## Directive
Output the entries from the line with "document-icon[interactable] [3,14,12,23]" to the line with "color-swatch[interactable] [589,232,599,241]", both ends included, as a Markdown table with columns Row and Line, giving the row number and the line and omitting blank lines.

----- Recorded information -----

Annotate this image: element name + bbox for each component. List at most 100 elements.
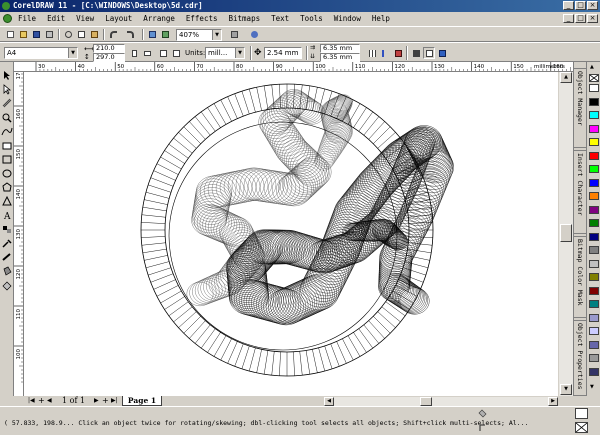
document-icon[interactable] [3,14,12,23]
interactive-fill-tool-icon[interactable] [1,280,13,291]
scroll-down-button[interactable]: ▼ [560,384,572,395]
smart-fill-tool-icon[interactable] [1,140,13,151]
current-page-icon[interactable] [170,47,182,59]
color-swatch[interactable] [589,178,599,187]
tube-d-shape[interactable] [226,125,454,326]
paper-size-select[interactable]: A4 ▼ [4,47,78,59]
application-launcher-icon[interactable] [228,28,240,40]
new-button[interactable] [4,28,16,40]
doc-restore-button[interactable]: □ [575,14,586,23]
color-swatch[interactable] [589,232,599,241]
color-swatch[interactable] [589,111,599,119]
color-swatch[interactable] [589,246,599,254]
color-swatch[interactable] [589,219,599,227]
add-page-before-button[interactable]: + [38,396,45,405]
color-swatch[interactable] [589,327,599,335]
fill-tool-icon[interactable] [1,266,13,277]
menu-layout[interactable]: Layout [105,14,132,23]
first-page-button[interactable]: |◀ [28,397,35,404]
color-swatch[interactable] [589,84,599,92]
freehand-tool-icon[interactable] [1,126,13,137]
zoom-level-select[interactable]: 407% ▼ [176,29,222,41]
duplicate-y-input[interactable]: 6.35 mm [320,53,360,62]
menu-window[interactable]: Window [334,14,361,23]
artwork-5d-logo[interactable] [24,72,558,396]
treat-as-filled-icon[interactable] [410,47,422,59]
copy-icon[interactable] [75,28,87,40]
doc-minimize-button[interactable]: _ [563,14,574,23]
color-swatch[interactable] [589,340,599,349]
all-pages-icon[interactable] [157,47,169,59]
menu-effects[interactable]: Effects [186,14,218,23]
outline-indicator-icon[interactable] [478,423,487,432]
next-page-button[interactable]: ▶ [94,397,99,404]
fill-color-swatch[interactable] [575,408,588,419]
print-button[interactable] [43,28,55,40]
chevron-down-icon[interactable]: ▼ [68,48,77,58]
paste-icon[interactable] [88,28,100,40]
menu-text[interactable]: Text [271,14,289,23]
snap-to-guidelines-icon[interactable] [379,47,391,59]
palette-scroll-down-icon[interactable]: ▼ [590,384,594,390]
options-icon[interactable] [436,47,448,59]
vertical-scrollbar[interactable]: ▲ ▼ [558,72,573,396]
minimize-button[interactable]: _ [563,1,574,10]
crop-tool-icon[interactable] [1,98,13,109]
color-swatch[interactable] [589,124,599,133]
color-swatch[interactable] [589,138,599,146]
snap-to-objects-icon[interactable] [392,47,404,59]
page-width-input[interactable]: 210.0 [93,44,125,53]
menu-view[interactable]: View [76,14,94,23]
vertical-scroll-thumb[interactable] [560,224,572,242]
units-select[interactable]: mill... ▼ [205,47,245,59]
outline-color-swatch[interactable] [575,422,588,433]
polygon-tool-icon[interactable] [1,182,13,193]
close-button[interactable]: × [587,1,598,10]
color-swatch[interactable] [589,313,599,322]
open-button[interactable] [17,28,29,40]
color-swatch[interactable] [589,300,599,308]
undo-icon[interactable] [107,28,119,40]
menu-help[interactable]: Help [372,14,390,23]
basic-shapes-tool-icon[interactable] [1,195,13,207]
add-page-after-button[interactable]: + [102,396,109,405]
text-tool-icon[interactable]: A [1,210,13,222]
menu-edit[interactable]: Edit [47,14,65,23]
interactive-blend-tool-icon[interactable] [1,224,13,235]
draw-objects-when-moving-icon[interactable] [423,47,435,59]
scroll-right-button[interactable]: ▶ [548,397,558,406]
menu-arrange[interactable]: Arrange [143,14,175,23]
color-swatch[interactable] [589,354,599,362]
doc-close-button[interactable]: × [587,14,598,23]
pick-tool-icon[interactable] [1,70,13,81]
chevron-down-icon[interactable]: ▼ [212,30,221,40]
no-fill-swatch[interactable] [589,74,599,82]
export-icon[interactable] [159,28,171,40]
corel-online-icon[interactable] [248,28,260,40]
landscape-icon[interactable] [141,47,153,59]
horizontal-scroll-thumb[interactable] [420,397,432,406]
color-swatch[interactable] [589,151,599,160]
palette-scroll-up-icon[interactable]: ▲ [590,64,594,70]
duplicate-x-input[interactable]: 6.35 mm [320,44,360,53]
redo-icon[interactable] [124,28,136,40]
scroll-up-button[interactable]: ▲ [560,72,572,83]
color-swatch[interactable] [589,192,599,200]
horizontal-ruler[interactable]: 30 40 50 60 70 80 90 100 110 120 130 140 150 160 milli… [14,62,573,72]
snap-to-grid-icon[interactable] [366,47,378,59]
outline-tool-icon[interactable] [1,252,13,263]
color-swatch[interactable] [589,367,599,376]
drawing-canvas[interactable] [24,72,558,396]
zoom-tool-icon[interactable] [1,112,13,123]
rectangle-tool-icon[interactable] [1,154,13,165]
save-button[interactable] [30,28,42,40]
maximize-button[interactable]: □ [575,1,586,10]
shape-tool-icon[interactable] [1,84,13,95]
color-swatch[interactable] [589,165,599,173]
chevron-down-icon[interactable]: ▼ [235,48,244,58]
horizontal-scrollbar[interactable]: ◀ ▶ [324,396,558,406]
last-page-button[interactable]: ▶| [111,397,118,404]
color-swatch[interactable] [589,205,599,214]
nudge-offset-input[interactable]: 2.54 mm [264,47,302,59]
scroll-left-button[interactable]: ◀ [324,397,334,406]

-----

## Full solution
| Row | Line |
|---|---|
| 1 | document-icon[interactable] [3,14,12,23] |
| 2 | interactive-fill-tool-icon[interactable] [1,280,13,291] |
| 3 | scroll-down-button[interactable]: ▼ [560,384,572,395] |
| 4 | smart-fill-tool-icon[interactable] [1,140,13,151] |
| 5 | current-page-icon[interactable] [170,47,182,59] |
| 6 | color-swatch[interactable] [589,178,599,187] |
| 7 | tube-d-shape[interactable] [226,125,454,326] |
| 8 | paper-size-select[interactable]: A4 ▼ [4,47,78,59] |
| 9 | application-launcher-icon[interactable] [228,28,240,40] |
| 10 | new-button[interactable] [4,28,16,40] |
| 11 | doc-restore-button[interactable]: □ [575,14,586,23] |
| 12 | color-swatch[interactable] [589,232,599,241] |